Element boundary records
** Start **
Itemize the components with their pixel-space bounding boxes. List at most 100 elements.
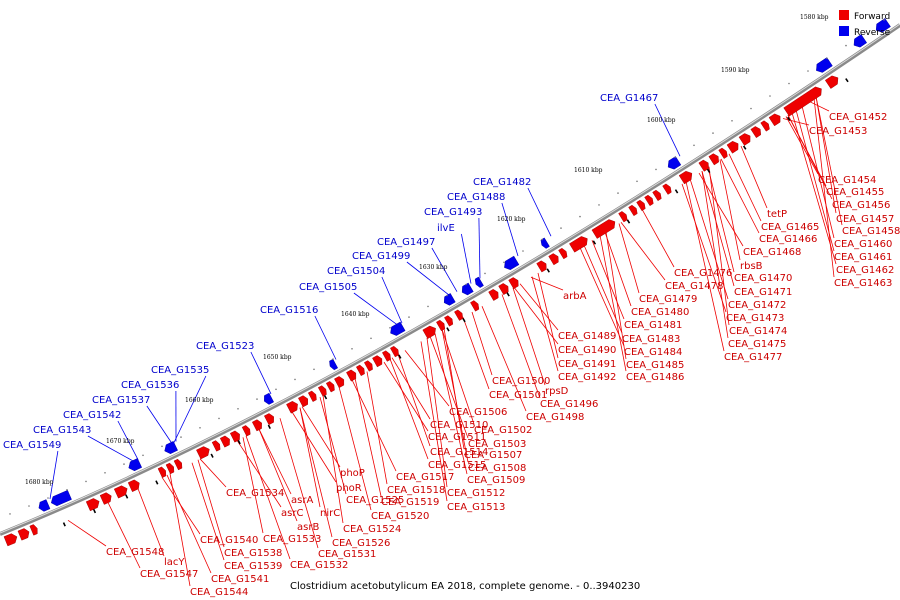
forward-gene-label: CEA_G1458 — [842, 226, 900, 237]
reverse-gene-label: CEA_G1493 — [424, 207, 482, 218]
kbp-minor-tick — [807, 70, 809, 72]
forward-leader-line — [366, 371, 388, 485]
forward-gene-label: CEA_G1456 — [832, 200, 890, 211]
forward-leader-line — [681, 183, 727, 313]
forward-gene-label: CEA_G1489 — [558, 331, 616, 342]
svg-text:CEA_G1471: CEA_G1471 — [734, 287, 792, 298]
svg-text:CEA_G1497: CEA_G1497 — [377, 237, 435, 248]
svg-text:CEA_G1519: CEA_G1519 — [381, 497, 439, 508]
reverse-gene-arrow — [390, 321, 406, 336]
svg-text:CEA_G1504: CEA_G1504 — [327, 266, 385, 277]
svg-text:CEA_G1467: CEA_G1467 — [600, 93, 658, 104]
legend-forward-swatch — [839, 10, 849, 20]
svg-text:tetP: tetP — [767, 209, 787, 220]
kbp-minor-tick — [655, 168, 657, 171]
forward-gene-arrow — [298, 395, 308, 408]
forward-leader-line — [808, 100, 830, 112]
reverse-gene-label: CEA_G1537 — [92, 395, 150, 406]
kbp-minor-tick — [256, 398, 258, 400]
reverse-gene-label: CEA_G1504 — [327, 266, 385, 277]
kbp-minor-tick — [123, 463, 125, 465]
forward-leader-line — [740, 145, 768, 209]
forward-leader-line — [434, 333, 468, 475]
forward-gene-label: CEA_G1531 — [318, 549, 376, 560]
forward-leader-line — [319, 396, 347, 495]
forward-gene-arrow — [325, 381, 335, 393]
forward-gene-arrow — [382, 350, 391, 362]
forward-gene-label: CEA_G1492 — [558, 372, 616, 383]
svg-text:CEA_G1509: CEA_G1509 — [467, 475, 525, 486]
forward-gene-label: CEA_G1476 — [674, 268, 732, 279]
reverse-gene-arrow — [329, 358, 339, 371]
kbp-minor-tick — [389, 327, 391, 329]
forward-gene-arrow — [307, 390, 317, 402]
forward-gene-label: CEA_G1514 — [430, 447, 488, 458]
forward-gene-label: CEA_G1534 — [226, 488, 284, 499]
forward-gene-label: CEA_G1465 — [761, 222, 819, 233]
forward-leader-line — [813, 97, 835, 278]
legend: Forward Reverse — [839, 10, 891, 38]
svg-text:CEA_G1539: CEA_G1539 — [224, 561, 282, 572]
kbp-tick-label: 1600 kbp — [647, 117, 676, 124]
kbp-minor-tick — [788, 82, 790, 85]
forward-gene-arrow — [127, 479, 140, 492]
forward-gene-label: CEA_G1515 — [428, 460, 486, 471]
svg-text:CEA_G1547: CEA_G1547 — [140, 569, 198, 580]
svg-text:CEA_G1517: CEA_G1517 — [396, 472, 454, 483]
forward-leader-line — [199, 458, 227, 488]
svg-text:CEA_G1534: CEA_G1534 — [226, 488, 284, 499]
svg-text:CEA_G1503: CEA_G1503 — [468, 439, 526, 450]
feature-mark — [706, 168, 711, 173]
forward-gene-label: CEA_G1490 — [558, 345, 616, 356]
kbp-minor-tick — [294, 378, 296, 381]
kbp-tick-label: 1610 kbp — [574, 167, 603, 174]
kbp-minor-tick — [66, 489, 68, 491]
forward-gene-arrow — [698, 159, 709, 172]
forward-leader-line — [236, 440, 282, 508]
forward-leader-line — [322, 395, 344, 524]
forward-gene-arrow — [3, 533, 18, 547]
forward-gene-label: CEA_G1544 — [190, 587, 248, 598]
forward-leader-line — [462, 317, 490, 390]
feature-mark — [92, 508, 97, 514]
kbp-minor-tick — [85, 480, 87, 483]
forward-leader-line — [701, 170, 735, 287]
forward-gene-label: CEA_G1470 — [734, 273, 792, 284]
svg-text:CEA_G1499: CEA_G1499 — [352, 251, 410, 262]
reverse-gene-arrow — [51, 490, 72, 507]
forward-gene-label: CEA_G1475 — [728, 339, 786, 350]
feature-mark — [787, 116, 791, 121]
forward-leader-line — [351, 379, 397, 472]
kbp-minor-tick — [617, 192, 619, 194]
svg-text:CEA_G1512: CEA_G1512 — [447, 488, 505, 499]
forward-gene-label: CEA_G1538 — [224, 548, 282, 559]
svg-text:CEA_G1515: CEA_G1515 — [428, 460, 486, 471]
forward-leader-line — [815, 96, 837, 214]
svg-text:CEA_G1493: CEA_G1493 — [424, 207, 482, 218]
forward-leader-line — [391, 357, 431, 420]
forward-leader-line — [299, 407, 333, 538]
reverse-gene-label: CEA_G1535 — [151, 365, 209, 376]
reverse-gene-label: CEA_G1536 — [121, 380, 179, 391]
kbp-minor-tick — [465, 283, 467, 286]
svg-text:CEA_G1524: CEA_G1524 — [343, 524, 401, 535]
forward-leader-line — [169, 473, 191, 587]
feature-mark — [506, 292, 510, 297]
kbp-minor-tick — [180, 436, 182, 438]
reverse-gene-label: CEA_G1543 — [33, 425, 91, 436]
svg-text:CEA_G1473: CEA_G1473 — [726, 313, 784, 324]
forward-leader-line — [530, 276, 564, 291]
forward-gene-arrow — [422, 325, 436, 339]
svg-text:CEA_G1532: CEA_G1532 — [290, 560, 348, 571]
kbp-minor-tick — [237, 408, 239, 410]
forward-gene-label: asrA — [291, 495, 313, 506]
svg-text:CEA_G1491: CEA_G1491 — [558, 359, 616, 370]
forward-leader-line — [191, 462, 225, 561]
svg-text:CEA_G1549: CEA_G1549 — [3, 440, 61, 451]
forward-gene-label: CEA_G1484 — [624, 347, 682, 358]
svg-text:CEA_G1483: CEA_G1483 — [622, 334, 680, 345]
svg-text:CEA_G1488: CEA_G1488 — [447, 192, 505, 203]
forward-gene-arrow — [229, 430, 240, 443]
svg-text:CEA_G1474: CEA_G1474 — [729, 326, 787, 337]
kbp-tick-label: 1620 kbp — [497, 216, 526, 223]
** End **
> Goal of the exercise: Reproduce every line of the material above word for word, leaving out the pictures.

> Result for this task:
Itemize the components with their pixel-space bounding boxes. List at most 100 elements.
forward-gene-label: CEA_G1458 — [842, 226, 900, 237]
reverse-gene-label: CEA_G1493 — [424, 207, 482, 218]
kbp-minor-tick — [807, 70, 809, 72]
forward-leader-line — [366, 371, 388, 485]
forward-gene-label: CEA_G1456 — [832, 200, 890, 211]
forward-leader-line — [681, 183, 727, 313]
forward-gene-label: CEA_G1489 — [558, 331, 616, 342]
svg-text:CEA_G1471: CEA_G1471 — [734, 287, 792, 298]
svg-text:CEA_G1497: CEA_G1497 — [377, 237, 435, 248]
svg-text:CEA_G1519: CEA_G1519 — [381, 497, 439, 508]
reverse-gene-arrow — [390, 321, 406, 336]
svg-text:CEA_G1504: CEA_G1504 — [327, 266, 385, 277]
svg-text:CEA_G1467: CEA_G1467 — [600, 93, 658, 104]
legend-forward-swatch — [839, 10, 849, 20]
svg-text:tetP: tetP — [767, 209, 787, 220]
kbp-minor-tick — [655, 168, 657, 171]
forward-gene-arrow — [298, 395, 308, 408]
forward-leader-line — [808, 100, 830, 112]
reverse-gene-label: CEA_G1537 — [92, 395, 150, 406]
kbp-minor-tick — [256, 398, 258, 400]
reverse-gene-label: CEA_G1504 — [327, 266, 385, 277]
kbp-minor-tick — [123, 463, 125, 465]
forward-leader-line — [740, 145, 768, 209]
forward-leader-line — [434, 333, 468, 475]
forward-gene-label: CEA_G1531 — [318, 549, 376, 560]
forward-leader-line — [319, 396, 347, 495]
forward-gene-arrow — [325, 381, 335, 393]
forward-gene-arrow — [382, 350, 391, 362]
forward-gene-label: CEA_G1492 — [558, 372, 616, 383]
svg-text:CEA_G1509: CEA_G1509 — [467, 475, 525, 486]
forward-gene-label: CEA_G1476 — [674, 268, 732, 279]
reverse-gene-arrow — [329, 358, 339, 371]
kbp-minor-tick — [389, 327, 391, 329]
forward-gene-arrow — [307, 390, 317, 402]
forward-gene-label: CEA_G1514 — [430, 447, 488, 458]
forward-gene-label: CEA_G1534 — [226, 488, 284, 499]
forward-gene-label: CEA_G1465 — [761, 222, 819, 233]
forward-leader-line — [813, 97, 835, 278]
legend: Forward Reverse — [839, 10, 891, 38]
svg-text:CEA_G1539: CEA_G1539 — [224, 561, 282, 572]
kbp-tick-label: 1600 kbp — [647, 117, 676, 124]
kbp-minor-tick — [788, 82, 790, 85]
forward-gene-arrow — [127, 479, 140, 492]
forward-gene-label: CEA_G1515 — [428, 460, 486, 471]
svg-text:CEA_G1547: CEA_G1547 — [140, 569, 198, 580]
svg-text:CEA_G1517: CEA_G1517 — [396, 472, 454, 483]
forward-leader-line — [199, 458, 227, 488]
svg-text:CEA_G1534: CEA_G1534 — [226, 488, 284, 499]
svg-text:CEA_G1503: CEA_G1503 — [468, 439, 526, 450]
feature-mark — [706, 168, 711, 173]
forward-gene-label: CEA_G1490 — [558, 345, 616, 356]
kbp-minor-tick — [294, 378, 296, 381]
kbp-tick-label: 1610 kbp — [574, 167, 603, 174]
kbp-minor-tick — [66, 489, 68, 491]
forward-gene-arrow — [698, 159, 709, 172]
forward-leader-line — [236, 440, 282, 508]
forward-leader-line — [322, 395, 344, 524]
forward-gene-arrow — [3, 533, 18, 547]
forward-gene-label: CEA_G1544 — [190, 587, 248, 598]
forward-leader-line — [462, 317, 490, 390]
feature-mark — [92, 508, 97, 514]
kbp-minor-tick — [85, 480, 87, 483]
forward-leader-line — [701, 170, 735, 287]
forward-gene-label: CEA_G1470 — [734, 273, 792, 284]
svg-text:CEA_G1499: CEA_G1499 — [352, 251, 410, 262]
reverse-gene-arrow — [51, 490, 72, 507]
forward-gene-label: CEA_G1475 — [728, 339, 786, 350]
feature-mark — [787, 116, 791, 121]
forward-leader-line — [351, 379, 397, 472]
kbp-minor-tick — [617, 192, 619, 194]
svg-text:CEA_G1512: CEA_G1512 — [447, 488, 505, 499]
forward-gene-label: CEA_G1538 — [224, 548, 282, 559]
svg-text:CEA_G1515: CEA_G1515 — [428, 460, 486, 471]
forward-leader-line — [815, 96, 837, 214]
svg-text:CEA_G1493: CEA_G1493 — [424, 207, 482, 218]
forward-leader-line — [391, 357, 431, 420]
forward-leader-line — [299, 407, 333, 538]
reverse-gene-label: CEA_G1535 — [151, 365, 209, 376]
reverse-gene-label: CEA_G1536 — [121, 380, 179, 391]
kbp-minor-tick — [465, 283, 467, 286]
svg-text:CEA_G1524: CEA_G1524 — [343, 524, 401, 535]
forward-leader-line — [169, 473, 191, 587]
feature-mark — [506, 292, 510, 297]
kbp-minor-tick — [180, 436, 182, 438]
reverse-gene-label: CEA_G1543 — [33, 425, 91, 436]
svg-text:CEA_G1473: CEA_G1473 — [726, 313, 784, 324]
forward-leader-line — [530, 276, 564, 291]
forward-gene-arrow — [422, 325, 436, 339]
svg-text:CEA_G1532: CEA_G1532 — [290, 560, 348, 571]
kbp-minor-tick — [237, 408, 239, 410]
forward-gene-label: asrA — [291, 495, 313, 506]
svg-text:CEA_G1491: CEA_G1491 — [558, 359, 616, 370]
forward-leader-line — [191, 462, 225, 561]
svg-text:CEA_G1549: CEA_G1549 — [3, 440, 61, 451]
forward-gene-label: CEA_G1484 — [624, 347, 682, 358]
svg-text:CEA_G1483: CEA_G1483 — [622, 334, 680, 345]
svg-text:CEA_G1488: CEA_G1488 — [447, 192, 505, 203]
forward-gene-arrow — [229, 430, 240, 443]
svg-text:CEA_G1474: CEA_G1474 — [729, 326, 787, 337]
kbp-tick-label: 1620 kbp — [497, 216, 526, 223]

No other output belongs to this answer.